WORK TO DO
Select and reproduce each line of the listing below that bears the string "sentimento".

Source records
====

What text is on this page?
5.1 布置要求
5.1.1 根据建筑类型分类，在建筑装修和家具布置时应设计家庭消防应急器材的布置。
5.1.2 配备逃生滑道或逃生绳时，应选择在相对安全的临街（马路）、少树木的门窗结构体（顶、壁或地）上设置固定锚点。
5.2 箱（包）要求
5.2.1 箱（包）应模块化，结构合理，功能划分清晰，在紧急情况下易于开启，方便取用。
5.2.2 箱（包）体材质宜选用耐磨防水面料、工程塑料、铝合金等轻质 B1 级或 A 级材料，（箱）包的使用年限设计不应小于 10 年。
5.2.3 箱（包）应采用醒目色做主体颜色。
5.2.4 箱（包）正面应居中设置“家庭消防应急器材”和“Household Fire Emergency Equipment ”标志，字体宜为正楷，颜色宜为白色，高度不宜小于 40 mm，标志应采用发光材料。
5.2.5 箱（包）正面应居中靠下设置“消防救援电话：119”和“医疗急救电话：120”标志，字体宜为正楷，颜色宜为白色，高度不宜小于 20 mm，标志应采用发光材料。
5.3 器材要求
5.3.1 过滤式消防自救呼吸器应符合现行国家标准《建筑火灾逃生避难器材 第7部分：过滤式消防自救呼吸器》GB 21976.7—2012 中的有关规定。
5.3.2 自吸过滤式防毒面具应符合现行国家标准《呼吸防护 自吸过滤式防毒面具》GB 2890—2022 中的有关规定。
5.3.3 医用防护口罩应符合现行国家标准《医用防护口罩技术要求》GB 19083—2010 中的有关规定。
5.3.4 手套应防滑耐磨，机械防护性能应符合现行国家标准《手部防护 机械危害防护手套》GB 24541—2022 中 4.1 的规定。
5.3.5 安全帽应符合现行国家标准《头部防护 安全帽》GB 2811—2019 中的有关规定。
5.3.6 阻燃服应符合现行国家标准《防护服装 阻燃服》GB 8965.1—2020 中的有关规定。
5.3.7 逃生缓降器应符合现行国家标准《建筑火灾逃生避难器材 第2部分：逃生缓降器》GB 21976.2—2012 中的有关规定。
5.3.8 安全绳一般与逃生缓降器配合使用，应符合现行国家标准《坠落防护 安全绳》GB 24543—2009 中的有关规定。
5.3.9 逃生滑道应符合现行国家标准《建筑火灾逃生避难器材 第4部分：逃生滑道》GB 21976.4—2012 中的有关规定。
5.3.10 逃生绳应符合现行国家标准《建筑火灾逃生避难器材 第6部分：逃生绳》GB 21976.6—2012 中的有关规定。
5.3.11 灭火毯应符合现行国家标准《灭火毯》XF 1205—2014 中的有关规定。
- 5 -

====

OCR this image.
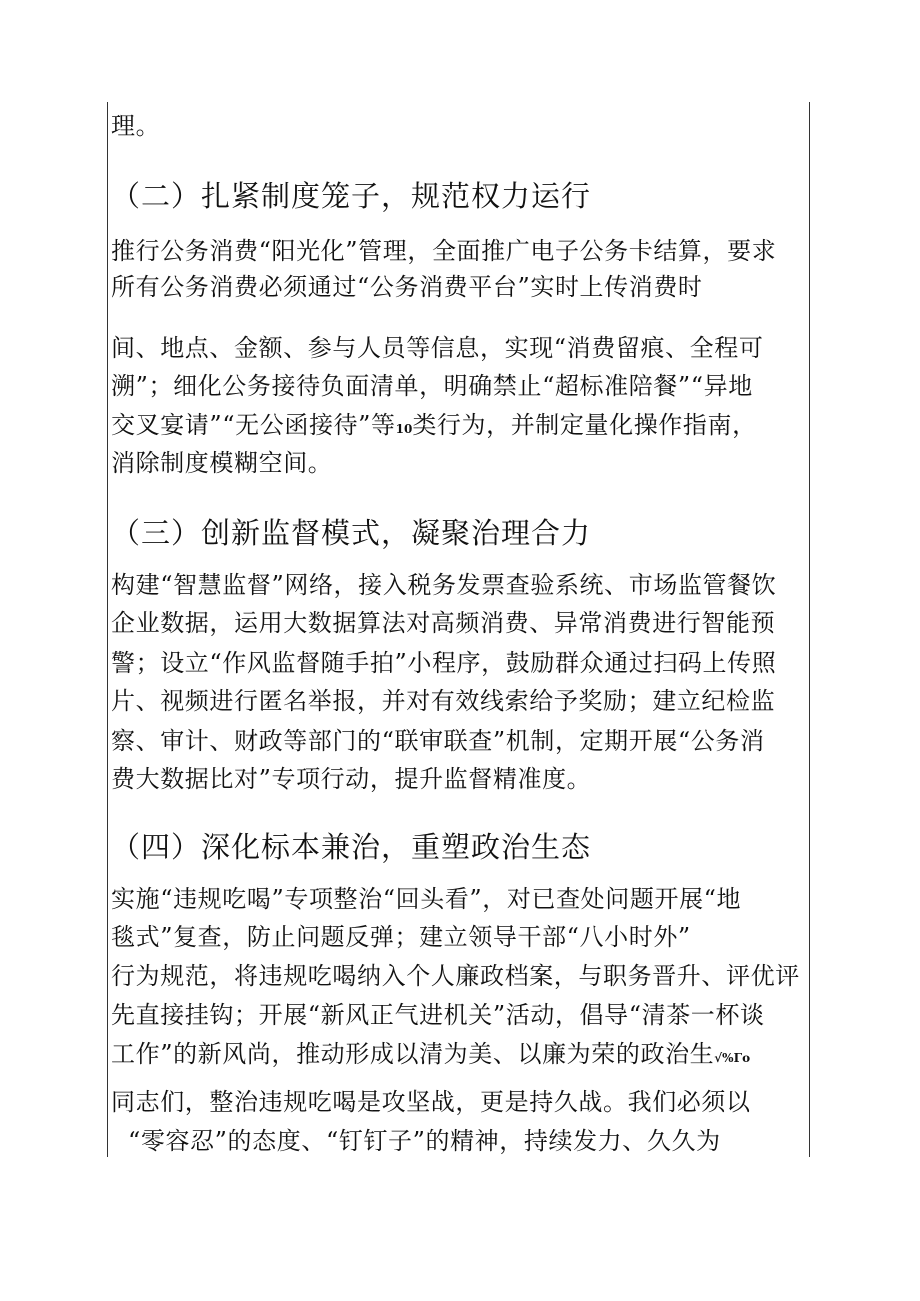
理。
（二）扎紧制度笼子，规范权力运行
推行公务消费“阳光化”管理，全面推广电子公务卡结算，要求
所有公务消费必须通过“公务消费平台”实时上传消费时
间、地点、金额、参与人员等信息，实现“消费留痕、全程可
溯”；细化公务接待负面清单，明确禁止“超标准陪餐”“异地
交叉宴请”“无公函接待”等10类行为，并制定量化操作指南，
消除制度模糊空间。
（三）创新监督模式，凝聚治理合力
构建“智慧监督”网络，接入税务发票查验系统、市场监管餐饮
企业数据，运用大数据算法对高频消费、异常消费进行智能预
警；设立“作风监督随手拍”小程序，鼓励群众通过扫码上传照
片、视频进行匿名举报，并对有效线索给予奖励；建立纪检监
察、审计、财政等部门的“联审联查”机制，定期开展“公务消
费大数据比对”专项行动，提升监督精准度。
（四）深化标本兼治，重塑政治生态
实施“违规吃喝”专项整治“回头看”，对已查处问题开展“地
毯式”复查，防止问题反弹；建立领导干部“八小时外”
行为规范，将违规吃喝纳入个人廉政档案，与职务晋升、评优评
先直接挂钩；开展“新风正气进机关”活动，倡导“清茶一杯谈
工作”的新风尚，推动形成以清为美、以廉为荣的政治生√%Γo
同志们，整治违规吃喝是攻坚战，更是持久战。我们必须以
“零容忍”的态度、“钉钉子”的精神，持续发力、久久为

====

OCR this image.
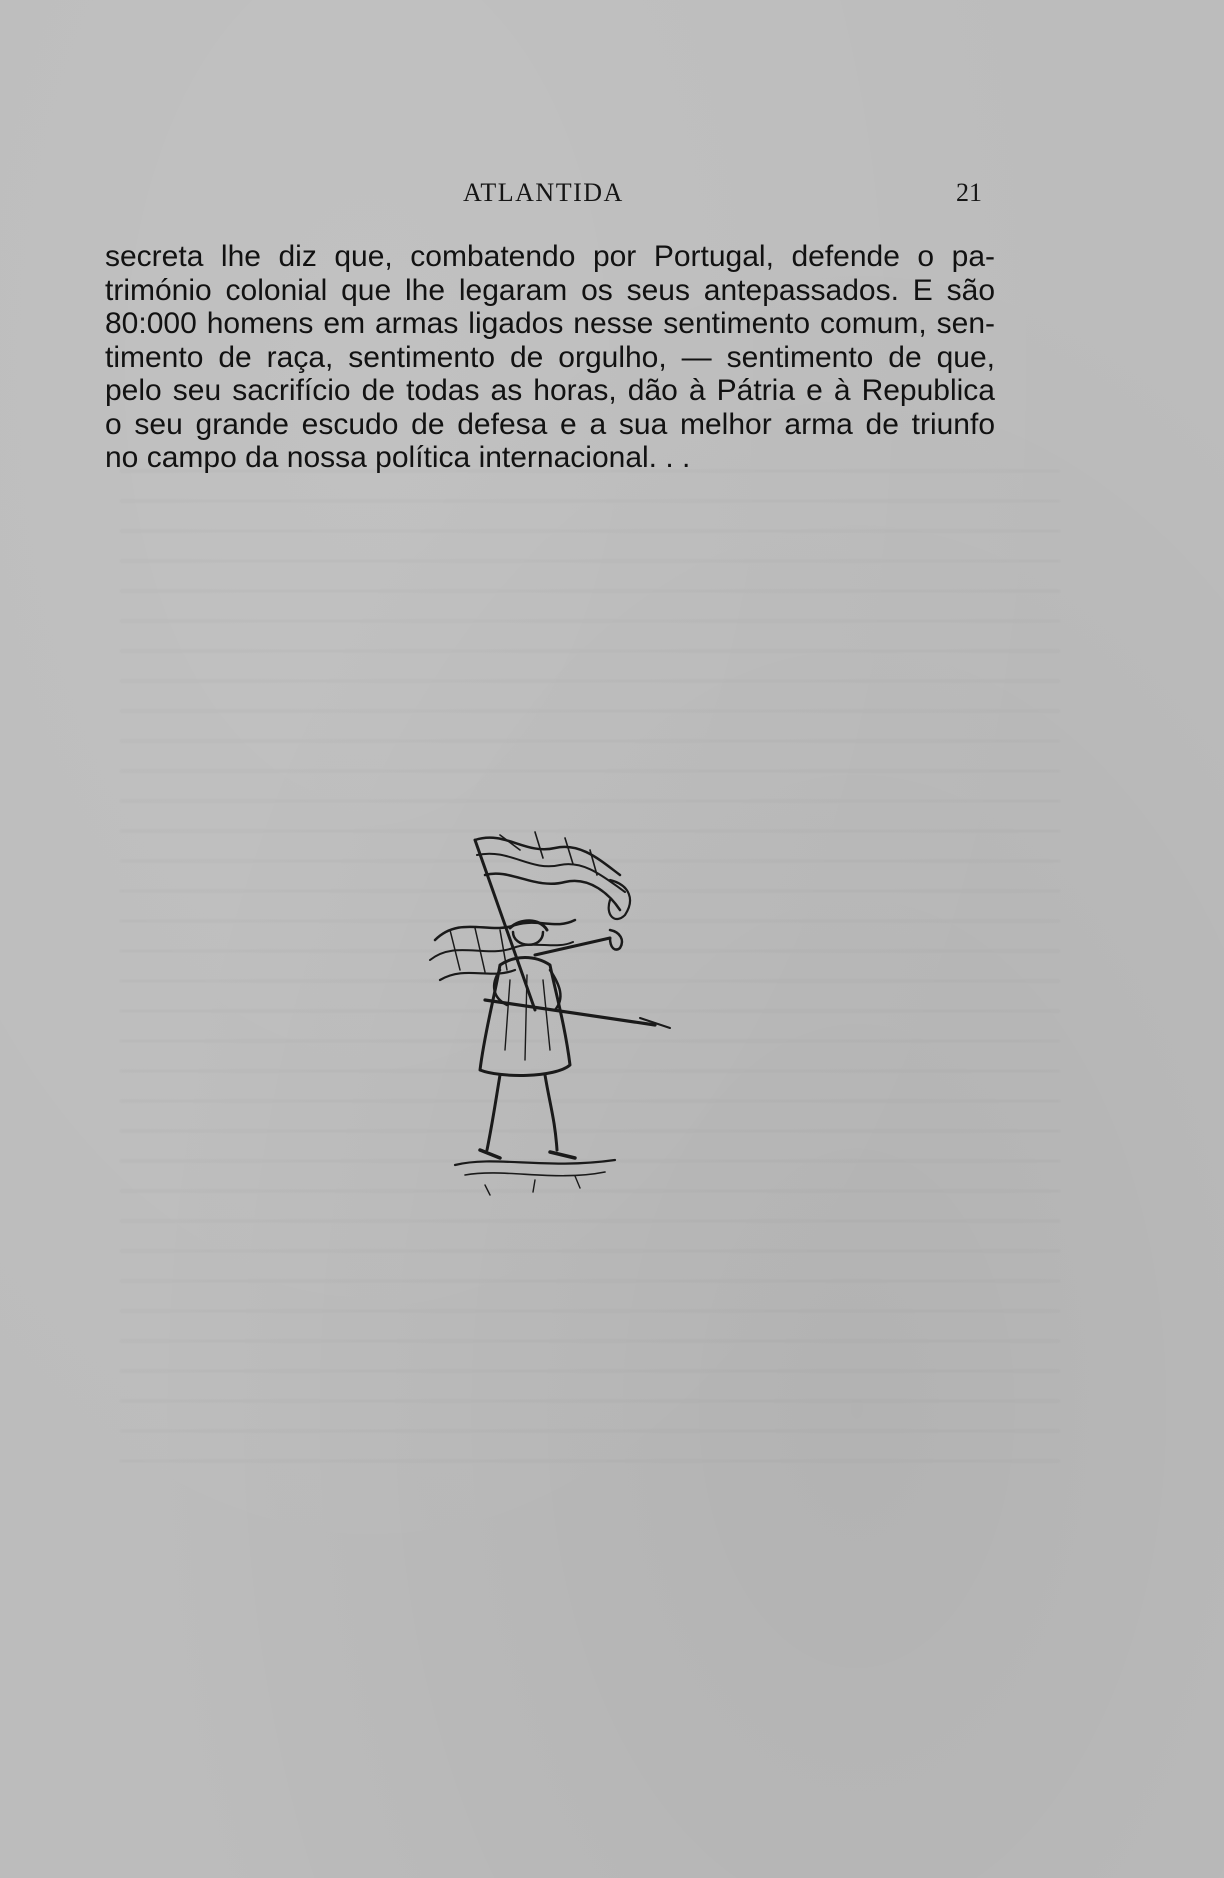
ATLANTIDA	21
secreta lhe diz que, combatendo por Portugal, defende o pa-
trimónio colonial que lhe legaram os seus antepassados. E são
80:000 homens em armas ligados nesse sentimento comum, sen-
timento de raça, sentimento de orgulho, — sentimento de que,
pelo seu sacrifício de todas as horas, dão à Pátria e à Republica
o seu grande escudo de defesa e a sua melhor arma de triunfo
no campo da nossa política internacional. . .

====

ANSWER TO THIS EXERCISE
80:000 homens em armas ligados nesse sentimento comum, sen-
timento de raça, sentimento de orgulho, — sentimento de que,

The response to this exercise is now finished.